[Given task]:
Copy the full set of lines exactly as given.

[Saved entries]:

◇ ◇ ◇ ◇ ◇

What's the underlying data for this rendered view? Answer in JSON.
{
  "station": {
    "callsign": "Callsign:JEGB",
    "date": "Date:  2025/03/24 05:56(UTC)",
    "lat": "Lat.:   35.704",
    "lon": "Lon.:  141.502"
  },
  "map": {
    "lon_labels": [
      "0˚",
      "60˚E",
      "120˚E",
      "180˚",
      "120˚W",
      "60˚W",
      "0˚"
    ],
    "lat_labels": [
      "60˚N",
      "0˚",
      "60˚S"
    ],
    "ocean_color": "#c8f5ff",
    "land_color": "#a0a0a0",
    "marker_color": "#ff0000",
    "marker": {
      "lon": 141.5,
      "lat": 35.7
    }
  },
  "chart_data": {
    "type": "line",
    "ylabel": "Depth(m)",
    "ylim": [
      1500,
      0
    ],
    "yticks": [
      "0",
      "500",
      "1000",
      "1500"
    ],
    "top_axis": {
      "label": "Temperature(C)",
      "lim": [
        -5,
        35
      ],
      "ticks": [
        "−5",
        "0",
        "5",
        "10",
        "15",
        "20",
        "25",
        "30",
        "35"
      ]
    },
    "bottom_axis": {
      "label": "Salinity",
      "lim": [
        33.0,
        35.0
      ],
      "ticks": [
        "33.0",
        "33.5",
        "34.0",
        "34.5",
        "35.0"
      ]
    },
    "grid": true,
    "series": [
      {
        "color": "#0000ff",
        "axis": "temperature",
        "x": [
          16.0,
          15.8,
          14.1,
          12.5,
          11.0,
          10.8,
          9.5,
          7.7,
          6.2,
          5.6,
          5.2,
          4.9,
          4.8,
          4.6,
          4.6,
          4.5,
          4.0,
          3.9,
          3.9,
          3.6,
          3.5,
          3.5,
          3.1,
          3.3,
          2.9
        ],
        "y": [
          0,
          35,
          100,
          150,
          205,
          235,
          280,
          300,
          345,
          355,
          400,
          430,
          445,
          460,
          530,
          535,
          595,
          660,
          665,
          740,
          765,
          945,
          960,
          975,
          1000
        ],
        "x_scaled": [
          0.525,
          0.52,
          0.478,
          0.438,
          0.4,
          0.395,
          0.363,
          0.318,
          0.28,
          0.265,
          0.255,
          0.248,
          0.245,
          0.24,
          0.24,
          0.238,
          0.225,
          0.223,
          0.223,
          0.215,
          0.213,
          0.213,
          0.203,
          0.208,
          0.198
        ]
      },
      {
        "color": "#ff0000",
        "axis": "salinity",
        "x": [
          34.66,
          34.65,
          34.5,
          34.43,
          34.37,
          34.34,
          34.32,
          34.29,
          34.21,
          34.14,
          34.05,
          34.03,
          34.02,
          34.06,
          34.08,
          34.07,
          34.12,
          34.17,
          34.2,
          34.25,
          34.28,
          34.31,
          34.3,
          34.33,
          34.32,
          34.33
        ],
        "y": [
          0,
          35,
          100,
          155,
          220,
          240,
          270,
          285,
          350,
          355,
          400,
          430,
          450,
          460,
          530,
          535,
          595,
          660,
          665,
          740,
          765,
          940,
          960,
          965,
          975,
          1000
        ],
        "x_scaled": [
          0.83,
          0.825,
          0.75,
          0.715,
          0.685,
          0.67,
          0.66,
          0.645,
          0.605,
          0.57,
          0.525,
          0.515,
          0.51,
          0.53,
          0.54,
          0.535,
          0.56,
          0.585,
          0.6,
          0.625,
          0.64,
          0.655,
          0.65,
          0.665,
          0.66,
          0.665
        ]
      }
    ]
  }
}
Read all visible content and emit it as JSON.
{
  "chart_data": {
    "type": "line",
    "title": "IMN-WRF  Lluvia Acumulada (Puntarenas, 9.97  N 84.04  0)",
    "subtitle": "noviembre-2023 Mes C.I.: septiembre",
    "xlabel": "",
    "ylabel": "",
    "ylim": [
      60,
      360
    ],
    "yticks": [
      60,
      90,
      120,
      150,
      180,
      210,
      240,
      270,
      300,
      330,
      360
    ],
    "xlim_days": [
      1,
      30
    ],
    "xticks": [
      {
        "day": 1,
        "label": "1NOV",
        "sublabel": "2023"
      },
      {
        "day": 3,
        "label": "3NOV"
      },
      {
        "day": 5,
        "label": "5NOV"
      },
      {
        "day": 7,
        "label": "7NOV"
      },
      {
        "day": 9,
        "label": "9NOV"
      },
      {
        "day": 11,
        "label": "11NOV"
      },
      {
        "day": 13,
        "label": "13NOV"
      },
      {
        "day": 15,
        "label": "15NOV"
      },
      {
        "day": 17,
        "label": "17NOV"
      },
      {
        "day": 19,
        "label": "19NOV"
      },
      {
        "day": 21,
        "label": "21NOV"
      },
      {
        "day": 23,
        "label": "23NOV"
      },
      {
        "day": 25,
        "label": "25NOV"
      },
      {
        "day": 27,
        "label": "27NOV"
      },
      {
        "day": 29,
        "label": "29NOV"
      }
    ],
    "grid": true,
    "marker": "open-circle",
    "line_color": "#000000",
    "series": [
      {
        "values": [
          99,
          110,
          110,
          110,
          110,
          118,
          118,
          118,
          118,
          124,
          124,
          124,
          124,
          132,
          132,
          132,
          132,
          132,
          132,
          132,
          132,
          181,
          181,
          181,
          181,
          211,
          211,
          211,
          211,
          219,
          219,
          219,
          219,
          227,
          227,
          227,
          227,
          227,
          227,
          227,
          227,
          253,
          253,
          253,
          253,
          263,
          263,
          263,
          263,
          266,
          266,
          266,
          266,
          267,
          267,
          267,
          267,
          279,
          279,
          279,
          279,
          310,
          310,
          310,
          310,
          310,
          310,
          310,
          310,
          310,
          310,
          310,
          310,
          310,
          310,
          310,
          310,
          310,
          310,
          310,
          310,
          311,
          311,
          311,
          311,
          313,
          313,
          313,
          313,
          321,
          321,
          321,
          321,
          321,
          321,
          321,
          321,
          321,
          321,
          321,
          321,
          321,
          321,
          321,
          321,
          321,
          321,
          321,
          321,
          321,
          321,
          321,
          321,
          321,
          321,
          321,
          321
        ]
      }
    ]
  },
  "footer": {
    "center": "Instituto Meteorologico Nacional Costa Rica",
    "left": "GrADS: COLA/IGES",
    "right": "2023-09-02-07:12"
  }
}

◇ ◇ ◇ ◇ ◇

[Problem solution]:
What's the underlying data for this rendered view? Answer in JSON.
{
  "station": {
    "callsign": "Callsign:JEGB",
    "date": "Date:  2025/03/24 05:56(UTC)",
    "lat": "Lat.:   35.704",
    "lon": "Lon.:  141.502"
  },
  "map": {
    "lon_labels": [
      "0˚",
      "60˚E",
      "120˚E",
      "180˚",
      "120˚W",
      "60˚W",
      "0˚"
    ],
    "lat_labels": [
      "60˚N",
      "0˚",
      "60˚S"
    ],
    "ocean_color": "#c8f5ff",
    "land_color": "#a0a0a0",
    "marker_color": "#ff0000",
    "marker": {
      "lon": 141.5,
      "lat": 35.7
    }
  },
  "chart_data": {
    "type": "line",
    "ylabel": "Depth(m)",
    "ylim": [
      1500,
      0
    ],
    "yticks": [
      "0",
      "500",
      "1000",
      "1500"
    ],
    "top_axis": {
      "label": "Temperature(C)",
      "lim": [
        -5,
        35
      ],
      "ticks": [
        "−5",
        "0",
        "5",
        "10",
        "15",
        "20",
        "25",
        "30",
        "35"
      ]
    },
    "bottom_axis": {
      "label": "Salinity",
      "lim": [
        33.0,
        35.0
      ],
      "ticks": [
        "33.0",
        "33.5",
        "34.0",
        "34.5",
        "35.0"
      ]
    },
    "grid": true,
    "series": [
      {
        "color": "#0000ff",
        "axis": "temperature",
        "x": [
          16.0,
          15.8,
          14.1,
          12.5,
          11.0,
          10.8,
          9.5,
          7.7,
          6.2,
          5.6,
          5.2,
          4.9,
          4.8,
          4.6,
          4.6,
          4.5,
          4.0,
          3.9,
          3.9,
          3.6,
          3.5,
          3.5,
          3.1,
          3.3,
          2.9
        ],
        "y": [
          0,
          35,
          100,
          150,
          205,
          235,
          280,
          300,
          345,
          355,
          400,
          430,
          445,
          460,
          530,
          535,
          595,
          660,
          665,
          740,
          765,
          945,
          960,
          975,
          1000
        ],
        "x_scaled": [
          0.525,
          0.52,
          0.478,
          0.438,
          0.4,
          0.395,
          0.363,
          0.318,
          0.28,
          0.265,
          0.255,
          0.248,
          0.245,
          0.24,
          0.24,
          0.238,
          0.225,
          0.223,
          0.223,
          0.215,
          0.213,
          0.213,
          0.203,
          0.208,
          0.198
        ]
      },
      {
        "color": "#ff0000",
        "axis": "salinity",
        "x": [
          34.66,
          34.65,
          34.5,
          34.43,
          34.37,
          34.34,
          34.32,
          34.29,
          34.21,
          34.14,
          34.05,
          34.03,
          34.02,
          34.06,
          34.08,
          34.07,
          34.12,
          34.17,
          34.2,
          34.25,
          34.28,
          34.31,
          34.3,
          34.33,
          34.32,
          34.33
        ],
        "y": [
          0,
          35,
          100,
          155,
          220,
          240,
          270,
          285,
          350,
          355,
          400,
          430,
          450,
          460,
          530,
          535,
          595,
          660,
          665,
          740,
          765,
          940,
          960,
          965,
          975,
          1000
        ],
        "x_scaled": [
          0.83,
          0.825,
          0.75,
          0.715,
          0.685,
          0.67,
          0.66,
          0.645,
          0.605,
          0.57,
          0.525,
          0.515,
          0.51,
          0.53,
          0.54,
          0.535,
          0.56,
          0.585,
          0.6,
          0.625,
          0.64,
          0.655,
          0.65,
          0.665,
          0.66,
          0.665
        ]
      }
    ]
  }
}
Read all visible content and emit it as JSON.
{
  "chart_data": {
    "type": "line",
    "title": "IMN-WRF  Lluvia Acumulada (Puntarenas, 9.97  N 84.04  0)",
    "subtitle": "noviembre-2023 Mes C.I.: septiembre",
    "xlabel": "",
    "ylabel": "",
    "ylim": [
      60,
      360
    ],
    "yticks": [
      60,
      90,
      120,
      150,
      180,
      210,
      240,
      270,
      300,
      330,
      360
    ],
    "xlim_days": [
      1,
      30
    ],
    "xticks": [
      {
        "day": 1,
        "label": "1NOV",
        "sublabel": "2023"
      },
      {
        "day": 3,
        "label": "3NOV"
      },
      {
        "day": 5,
        "label": "5NOV"
      },
      {
        "day": 7,
        "label": "7NOV"
      },
      {
        "day": 9,
        "label": "9NOV"
      },
      {
        "day": 11,
        "label": "11NOV"
      },
      {
        "day": 13,
        "label": "13NOV"
      },
      {
        "day": 15,
        "label": "15NOV"
      },
      {
        "day": 17,
        "label": "17NOV"
      },
      {
        "day": 19,
        "label": "19NOV"
      },
      {
        "day": 21,
        "label": "21NOV"
      },
      {
        "day": 23,
        "label": "23NOV"
      },
      {
        "day": 25,
        "label": "25NOV"
      },
      {
        "day": 27,
        "label": "27NOV"
      },
      {
        "day": 29,
        "label": "29NOV"
      }
    ],
    "grid": true,
    "marker": "open-circle",
    "line_color": "#000000",
    "series": [
      {
        "values": [
          99,
          110,
          110,
          110,
          110,
          118,
          118,
          118,
          118,
          124,
          124,
          124,
          124,
          132,
          132,
          132,
          132,
          132,
          132,
          132,
          132,
          181,
          181,
          181,
          181,
          211,
          211,
          211,
          211,
          219,
          219,
          219,
          219,
          227,
          227,
          227,
          227,
          227,
          227,
          227,
          227,
          253,
          253,
          253,
          253,
          263,
          263,
          263,
          263,
          266,
          266,
          266,
          266,
          267,
          267,
          267,
          267,
          279,
          279,
          279,
          279,
          310,
          310,
          310,
          310,
          310,
          310,
          310,
          310,
          310,
          310,
          310,
          310,
          310,
          310,
          310,
          310,
          310,
          310,
          310,
          310,
          311,
          311,
          311,
          311,
          313,
          313,
          313,
          313,
          321,
          321,
          321,
          321,
          321,
          321,
          321,
          321,
          321,
          321,
          321,
          321,
          321,
          321,
          321,
          321,
          321,
          321,
          321,
          321,
          321,
          321,
          321,
          321,
          321,
          321,
          321,
          321
        ]
      }
    ]
  },
  "footer": {
    "center": "Instituto Meteorologico Nacional Costa Rica",
    "left": "GrADS: COLA/IGES",
    "right": "2023-09-02-07:12"
  }
}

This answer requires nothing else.